··· Raw data ···

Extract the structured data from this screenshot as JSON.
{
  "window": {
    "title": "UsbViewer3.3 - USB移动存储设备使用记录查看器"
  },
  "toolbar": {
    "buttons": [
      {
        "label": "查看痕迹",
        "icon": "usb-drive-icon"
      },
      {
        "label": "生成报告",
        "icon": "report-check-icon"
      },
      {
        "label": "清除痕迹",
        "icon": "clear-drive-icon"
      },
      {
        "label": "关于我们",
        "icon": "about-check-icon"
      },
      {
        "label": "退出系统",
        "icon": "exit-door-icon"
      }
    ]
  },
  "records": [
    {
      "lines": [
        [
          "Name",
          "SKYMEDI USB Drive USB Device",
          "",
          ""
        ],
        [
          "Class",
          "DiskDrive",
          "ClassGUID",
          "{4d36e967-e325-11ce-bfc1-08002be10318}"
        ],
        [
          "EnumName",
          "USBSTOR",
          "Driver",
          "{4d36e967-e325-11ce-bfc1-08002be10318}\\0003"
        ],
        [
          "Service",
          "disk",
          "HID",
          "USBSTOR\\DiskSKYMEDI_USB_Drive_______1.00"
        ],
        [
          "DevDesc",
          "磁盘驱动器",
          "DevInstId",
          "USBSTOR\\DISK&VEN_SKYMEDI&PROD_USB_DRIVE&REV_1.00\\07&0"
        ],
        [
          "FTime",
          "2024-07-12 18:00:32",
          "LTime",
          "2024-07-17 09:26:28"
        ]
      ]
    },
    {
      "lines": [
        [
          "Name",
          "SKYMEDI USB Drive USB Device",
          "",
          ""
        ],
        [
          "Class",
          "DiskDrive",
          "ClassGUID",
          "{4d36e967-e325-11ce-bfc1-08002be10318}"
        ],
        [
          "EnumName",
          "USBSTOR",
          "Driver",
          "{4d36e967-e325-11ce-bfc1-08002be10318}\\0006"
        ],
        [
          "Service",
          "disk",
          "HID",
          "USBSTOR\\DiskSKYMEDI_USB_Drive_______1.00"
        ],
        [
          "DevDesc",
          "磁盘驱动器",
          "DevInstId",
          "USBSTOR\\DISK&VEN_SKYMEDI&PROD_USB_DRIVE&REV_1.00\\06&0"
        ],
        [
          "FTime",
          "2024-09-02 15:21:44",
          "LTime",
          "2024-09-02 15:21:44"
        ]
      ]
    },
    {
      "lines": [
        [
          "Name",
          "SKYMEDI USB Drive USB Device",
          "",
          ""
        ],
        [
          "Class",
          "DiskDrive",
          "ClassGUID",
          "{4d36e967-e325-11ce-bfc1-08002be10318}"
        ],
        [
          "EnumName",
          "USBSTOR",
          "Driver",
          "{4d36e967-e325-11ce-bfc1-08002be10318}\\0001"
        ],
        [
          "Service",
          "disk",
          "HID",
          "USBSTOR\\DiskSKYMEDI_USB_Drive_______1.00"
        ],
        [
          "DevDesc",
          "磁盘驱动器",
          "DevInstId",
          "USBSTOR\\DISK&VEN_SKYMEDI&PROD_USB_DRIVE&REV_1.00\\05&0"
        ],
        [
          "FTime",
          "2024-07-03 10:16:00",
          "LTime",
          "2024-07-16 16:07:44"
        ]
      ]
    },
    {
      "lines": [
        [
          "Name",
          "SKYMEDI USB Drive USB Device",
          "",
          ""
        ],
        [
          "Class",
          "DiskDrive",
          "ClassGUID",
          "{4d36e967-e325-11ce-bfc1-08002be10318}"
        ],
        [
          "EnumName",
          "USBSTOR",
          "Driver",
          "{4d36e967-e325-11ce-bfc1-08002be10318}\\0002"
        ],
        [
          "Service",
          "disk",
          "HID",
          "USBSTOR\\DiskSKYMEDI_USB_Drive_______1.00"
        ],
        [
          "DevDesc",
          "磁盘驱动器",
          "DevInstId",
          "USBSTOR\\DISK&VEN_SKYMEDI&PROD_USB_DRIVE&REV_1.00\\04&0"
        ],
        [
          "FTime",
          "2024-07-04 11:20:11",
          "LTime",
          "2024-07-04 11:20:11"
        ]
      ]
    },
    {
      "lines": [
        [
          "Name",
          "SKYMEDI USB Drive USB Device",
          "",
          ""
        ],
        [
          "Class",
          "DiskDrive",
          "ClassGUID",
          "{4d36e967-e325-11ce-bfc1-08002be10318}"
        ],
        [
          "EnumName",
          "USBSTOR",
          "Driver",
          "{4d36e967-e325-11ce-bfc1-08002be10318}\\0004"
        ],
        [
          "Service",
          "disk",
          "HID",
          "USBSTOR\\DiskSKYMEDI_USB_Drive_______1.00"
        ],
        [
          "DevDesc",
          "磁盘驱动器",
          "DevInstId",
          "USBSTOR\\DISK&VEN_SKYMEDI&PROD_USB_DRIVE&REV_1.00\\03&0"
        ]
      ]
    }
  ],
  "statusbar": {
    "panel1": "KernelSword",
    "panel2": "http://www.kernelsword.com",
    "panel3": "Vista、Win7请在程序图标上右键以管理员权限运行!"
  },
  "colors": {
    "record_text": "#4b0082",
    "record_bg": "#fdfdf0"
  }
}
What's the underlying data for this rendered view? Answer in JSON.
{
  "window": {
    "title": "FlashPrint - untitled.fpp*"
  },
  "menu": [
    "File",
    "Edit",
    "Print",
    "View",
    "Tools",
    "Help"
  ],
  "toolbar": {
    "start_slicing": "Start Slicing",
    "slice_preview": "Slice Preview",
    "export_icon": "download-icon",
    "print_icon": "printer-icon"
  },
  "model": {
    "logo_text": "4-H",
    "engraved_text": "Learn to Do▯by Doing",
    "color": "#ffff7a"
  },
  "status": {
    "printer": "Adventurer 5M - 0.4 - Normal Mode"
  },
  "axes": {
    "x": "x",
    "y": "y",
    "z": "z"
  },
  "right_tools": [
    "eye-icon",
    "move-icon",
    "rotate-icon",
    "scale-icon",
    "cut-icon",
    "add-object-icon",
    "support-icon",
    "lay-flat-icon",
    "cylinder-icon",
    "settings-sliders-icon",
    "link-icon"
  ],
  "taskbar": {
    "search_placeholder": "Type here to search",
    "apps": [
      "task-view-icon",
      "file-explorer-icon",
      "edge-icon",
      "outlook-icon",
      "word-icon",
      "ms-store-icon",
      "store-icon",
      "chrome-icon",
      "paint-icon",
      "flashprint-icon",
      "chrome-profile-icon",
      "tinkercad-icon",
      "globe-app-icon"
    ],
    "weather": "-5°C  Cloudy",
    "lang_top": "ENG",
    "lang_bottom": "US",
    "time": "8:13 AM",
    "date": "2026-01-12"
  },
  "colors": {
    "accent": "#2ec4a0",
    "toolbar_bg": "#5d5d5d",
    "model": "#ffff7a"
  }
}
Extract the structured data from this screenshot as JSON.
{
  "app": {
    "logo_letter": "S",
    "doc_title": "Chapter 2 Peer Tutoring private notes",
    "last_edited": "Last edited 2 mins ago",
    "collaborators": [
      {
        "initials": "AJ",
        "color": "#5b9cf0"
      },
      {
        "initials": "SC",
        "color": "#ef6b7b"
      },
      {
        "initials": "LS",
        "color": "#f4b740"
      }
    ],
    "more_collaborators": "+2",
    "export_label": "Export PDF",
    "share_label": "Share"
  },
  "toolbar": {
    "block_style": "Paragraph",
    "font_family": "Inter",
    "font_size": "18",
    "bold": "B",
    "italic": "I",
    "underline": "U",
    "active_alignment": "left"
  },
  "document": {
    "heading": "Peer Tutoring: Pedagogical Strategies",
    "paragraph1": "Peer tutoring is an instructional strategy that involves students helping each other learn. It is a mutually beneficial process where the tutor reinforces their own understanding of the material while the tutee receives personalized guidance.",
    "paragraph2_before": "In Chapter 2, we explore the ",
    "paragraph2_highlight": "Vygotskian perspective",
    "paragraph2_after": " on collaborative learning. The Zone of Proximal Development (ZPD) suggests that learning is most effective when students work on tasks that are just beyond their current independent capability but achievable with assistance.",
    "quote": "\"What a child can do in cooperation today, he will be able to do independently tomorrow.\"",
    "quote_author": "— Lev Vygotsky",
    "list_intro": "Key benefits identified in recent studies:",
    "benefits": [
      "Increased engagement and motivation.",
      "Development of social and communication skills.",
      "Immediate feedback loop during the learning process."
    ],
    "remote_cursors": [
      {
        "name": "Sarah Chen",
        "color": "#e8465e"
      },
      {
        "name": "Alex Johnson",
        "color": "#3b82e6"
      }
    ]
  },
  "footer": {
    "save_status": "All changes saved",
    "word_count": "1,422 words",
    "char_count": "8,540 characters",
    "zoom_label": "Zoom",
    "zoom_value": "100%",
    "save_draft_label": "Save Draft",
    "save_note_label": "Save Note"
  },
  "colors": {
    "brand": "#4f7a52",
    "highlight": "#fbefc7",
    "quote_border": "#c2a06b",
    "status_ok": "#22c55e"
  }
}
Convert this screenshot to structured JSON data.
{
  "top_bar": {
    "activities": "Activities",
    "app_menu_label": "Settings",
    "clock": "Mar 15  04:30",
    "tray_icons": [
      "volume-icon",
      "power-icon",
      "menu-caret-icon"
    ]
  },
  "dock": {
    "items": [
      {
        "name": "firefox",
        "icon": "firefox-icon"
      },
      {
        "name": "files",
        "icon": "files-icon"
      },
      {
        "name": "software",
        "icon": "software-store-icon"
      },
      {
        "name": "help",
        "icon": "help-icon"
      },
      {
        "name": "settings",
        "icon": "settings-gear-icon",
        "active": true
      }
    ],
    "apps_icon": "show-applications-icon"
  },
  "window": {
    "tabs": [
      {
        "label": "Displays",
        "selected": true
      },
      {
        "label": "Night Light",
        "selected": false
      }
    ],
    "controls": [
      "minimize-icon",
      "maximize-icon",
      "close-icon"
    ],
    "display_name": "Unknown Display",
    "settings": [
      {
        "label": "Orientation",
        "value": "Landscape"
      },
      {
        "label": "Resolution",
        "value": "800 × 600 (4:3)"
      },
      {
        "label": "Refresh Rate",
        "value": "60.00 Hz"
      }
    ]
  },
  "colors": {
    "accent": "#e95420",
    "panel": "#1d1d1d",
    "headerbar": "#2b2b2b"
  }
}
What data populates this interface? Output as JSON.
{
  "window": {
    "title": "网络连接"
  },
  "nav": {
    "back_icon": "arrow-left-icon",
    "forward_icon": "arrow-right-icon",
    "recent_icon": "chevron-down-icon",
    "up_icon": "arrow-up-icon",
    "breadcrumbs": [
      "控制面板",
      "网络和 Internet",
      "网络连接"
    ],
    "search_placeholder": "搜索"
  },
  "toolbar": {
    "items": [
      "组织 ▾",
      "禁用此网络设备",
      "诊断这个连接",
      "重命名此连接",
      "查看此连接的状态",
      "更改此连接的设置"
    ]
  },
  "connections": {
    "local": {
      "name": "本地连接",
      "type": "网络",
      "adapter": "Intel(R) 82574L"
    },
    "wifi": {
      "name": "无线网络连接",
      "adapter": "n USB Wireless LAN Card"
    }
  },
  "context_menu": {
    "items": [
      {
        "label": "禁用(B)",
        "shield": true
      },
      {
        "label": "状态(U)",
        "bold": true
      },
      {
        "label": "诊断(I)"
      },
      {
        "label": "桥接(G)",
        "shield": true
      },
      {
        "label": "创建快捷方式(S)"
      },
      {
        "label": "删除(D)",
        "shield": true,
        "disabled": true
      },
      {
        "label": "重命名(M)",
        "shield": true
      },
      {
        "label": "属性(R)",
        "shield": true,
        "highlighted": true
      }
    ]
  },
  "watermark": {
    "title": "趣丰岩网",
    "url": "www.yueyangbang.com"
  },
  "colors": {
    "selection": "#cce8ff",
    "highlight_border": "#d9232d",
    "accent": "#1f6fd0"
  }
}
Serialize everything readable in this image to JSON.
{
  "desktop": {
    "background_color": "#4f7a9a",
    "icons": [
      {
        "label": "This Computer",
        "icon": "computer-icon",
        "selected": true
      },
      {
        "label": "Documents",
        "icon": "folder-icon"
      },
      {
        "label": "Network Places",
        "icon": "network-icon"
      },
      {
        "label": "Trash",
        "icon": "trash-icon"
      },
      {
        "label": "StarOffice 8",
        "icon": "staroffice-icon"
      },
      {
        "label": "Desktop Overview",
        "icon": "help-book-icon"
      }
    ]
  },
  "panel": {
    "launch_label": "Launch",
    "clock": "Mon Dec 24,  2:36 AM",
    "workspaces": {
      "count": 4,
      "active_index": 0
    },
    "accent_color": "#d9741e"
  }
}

···

__What is needed__: Pull every line containing the word "left" out of the material and copy it.

__Output for this exercise__:
    "active_alignment": "left"
    "back_icon": "arrow-left-icon",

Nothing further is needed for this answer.